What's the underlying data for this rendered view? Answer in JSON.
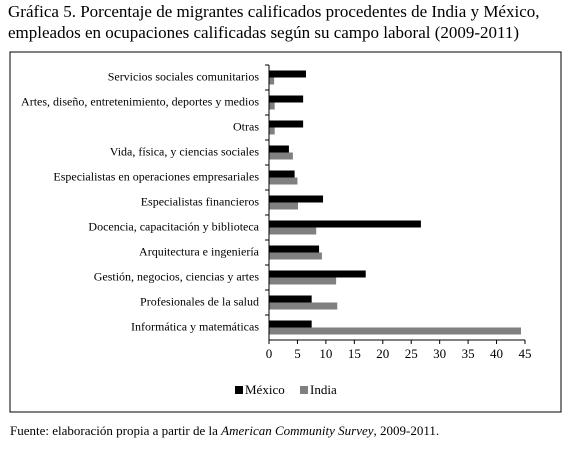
{
  "chart_data": {
    "type": "hbar",
    "title_lines": [
      "Gráfica 5. Porcentaje de migrantes calificados procedentes de India y México,",
      "empleados en ocupaciones calificadas según su campo laboral (2009-2011)"
    ],
    "categories": [
      "Servicios sociales comunitarios",
      "Artes, diseño, entretenimiento, deportes y medios",
      "Otras",
      "Vida, física, y ciencias sociales",
      "Especialistas en operaciones empresariales",
      "Especialistas financieros",
      "Docencia, capacitación y biblioteca",
      "Arquitectura e ingeniería",
      "Gestión, negocios, ciencias y artes",
      "Profesionales de la salud",
      "Informática y matemáticas"
    ],
    "series": [
      {
        "name": "México",
        "color": "#000000",
        "values": [
          6.5,
          6.0,
          6.0,
          3.5,
          4.5,
          9.5,
          26.7,
          8.8,
          17.0,
          7.5,
          7.5
        ]
      },
      {
        "name": "India",
        "color": "#808080",
        "values": [
          0.9,
          1.0,
          1.0,
          4.2,
          5.0,
          5.1,
          8.3,
          9.3,
          11.8,
          12.0,
          44.3
        ]
      }
    ],
    "xlim": [
      0,
      45
    ],
    "xticks": [
      0,
      5,
      10,
      15,
      20,
      25,
      30,
      35,
      40,
      45
    ],
    "source": {
      "prefix": "Fuente: elaboración propia a partir de la ",
      "italic": "American Community Survey",
      "suffix": ", 2009-2011."
    }
  }
}
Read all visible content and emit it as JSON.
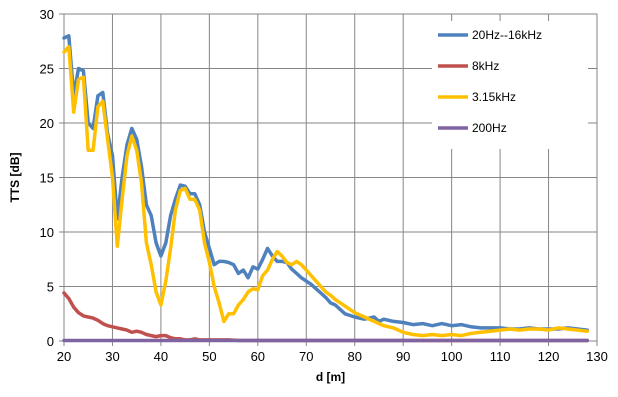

----------------

Quote the preceding listing precisely and completely, omitting its images.

What's the underlying data for this rendered view? Answer in JSON.
{
  "chart_data": {
    "type": "hbar",
    "title_lines": [
      "Gráfica 5. Porcentaje de migrantes calificados procedentes de India y México,",
      "empleados en ocupaciones calificadas según su campo laboral (2009-2011)"
    ],
    "categories": [
      "Servicios sociales comunitarios",
      "Artes, diseño, entretenimiento, deportes y medios",
      "Otras",
      "Vida, física, y ciencias sociales",
      "Especialistas en operaciones empresariales",
      "Especialistas financieros",
      "Docencia, capacitación y biblioteca",
      "Arquitectura e ingeniería",
      "Gestión, negocios, ciencias y artes",
      "Profesionales de la salud",
      "Informática y matemáticas"
    ],
    "series": [
      {
        "name": "México",
        "color": "#000000",
        "values": [
          6.5,
          6.0,
          6.0,
          3.5,
          4.5,
          9.5,
          26.7,
          8.8,
          17.0,
          7.5,
          7.5
        ]
      },
      {
        "name": "India",
        "color": "#808080",
        "values": [
          0.9,
          1.0,
          1.0,
          4.2,
          5.0,
          5.1,
          8.3,
          9.3,
          11.8,
          12.0,
          44.3
        ]
      }
    ],
    "xlim": [
      0,
      45
    ],
    "xticks": [
      0,
      5,
      10,
      15,
      20,
      25,
      30,
      35,
      40,
      45
    ],
    "source": {
      "prefix": "Fuente: elaboración propia a partir de la ",
      "italic": "American Community Survey",
      "suffix": ", 2009-2011."
    }
  }
}
Read all visible content and emit it as JSON.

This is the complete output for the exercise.